Write the data out again, character for character, with no images.
-- BEGIN EXTRACTED INFORMATION --
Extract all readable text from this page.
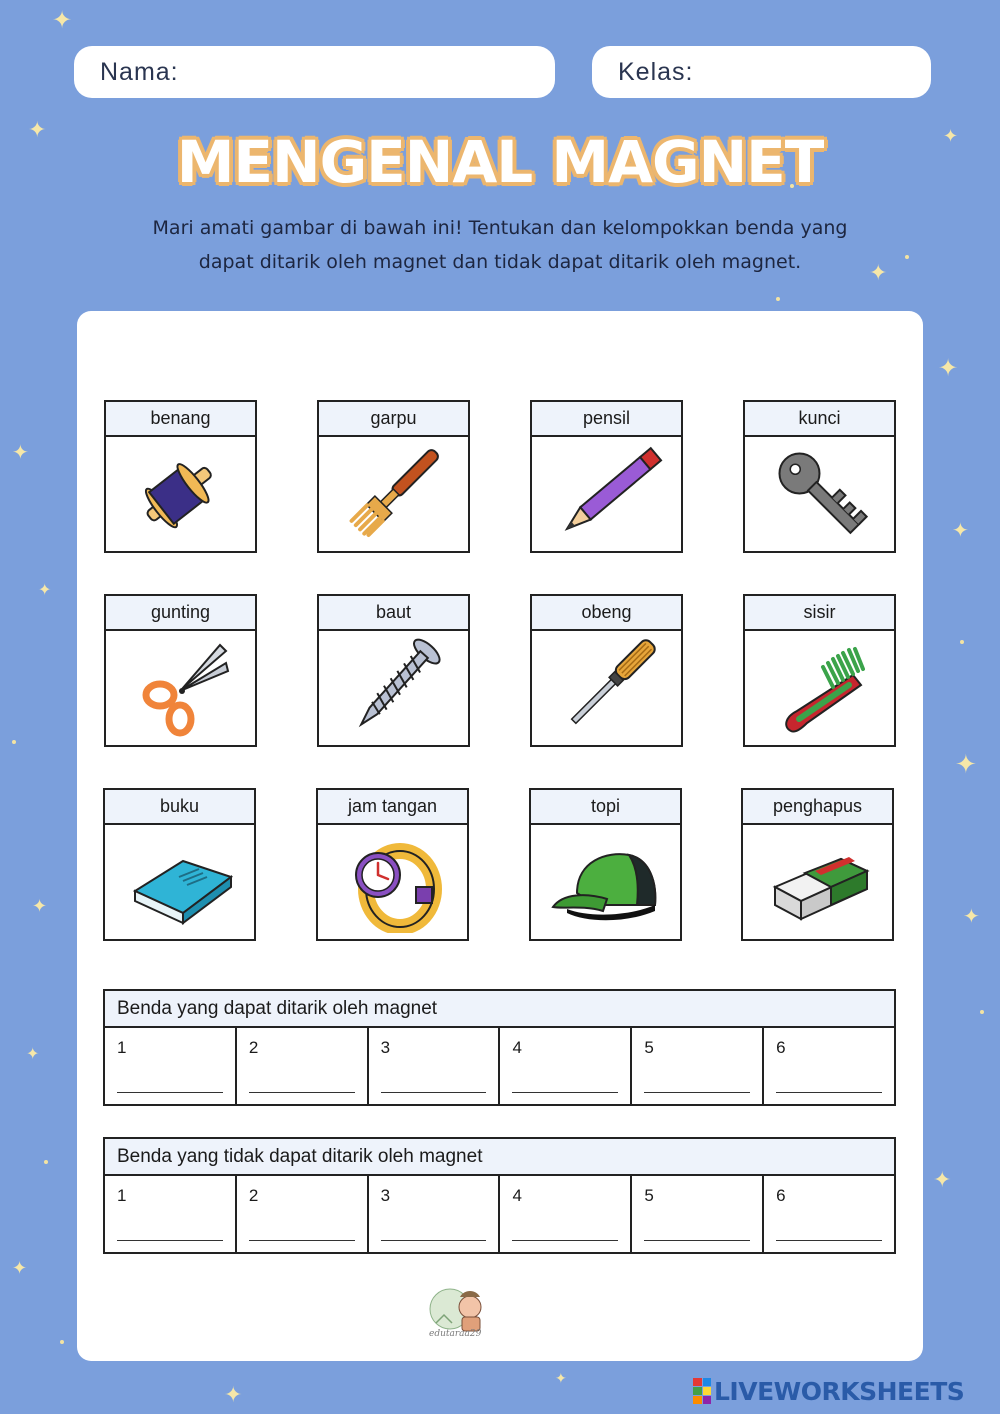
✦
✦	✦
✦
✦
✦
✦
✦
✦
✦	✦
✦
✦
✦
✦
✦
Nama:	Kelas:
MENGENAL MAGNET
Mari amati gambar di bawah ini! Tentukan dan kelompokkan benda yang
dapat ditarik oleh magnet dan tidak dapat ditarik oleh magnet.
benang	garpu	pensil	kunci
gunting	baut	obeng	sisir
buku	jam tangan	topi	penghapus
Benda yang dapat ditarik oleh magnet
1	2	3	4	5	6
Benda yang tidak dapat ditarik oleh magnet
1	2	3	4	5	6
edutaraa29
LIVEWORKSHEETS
-- END EXTRACTED INFORMATION --
=== TASK RESPONSE ===
Extract all readable text from this page.
✦
✦	✦
✦
✦
✦
✦
✦
✦
✦	✦
✦
✦
✦
✦
✦
Nama:	Kelas:
MENGENAL MAGNET
Mari amati gambar di bawah ini! Tentukan dan kelompokkan benda yang
dapat ditarik oleh magnet dan tidak dapat ditarik oleh magnet.
benang	garpu	pensil	kunci
gunting	baut	obeng	sisir
buku	jam tangan	topi	penghapus
Benda yang dapat ditarik oleh magnet
1	2	3	4	5	6
Benda yang tidak dapat ditarik oleh magnet
1	2	3	4	5	6
edutaraa29
LIVEWORKSHEETS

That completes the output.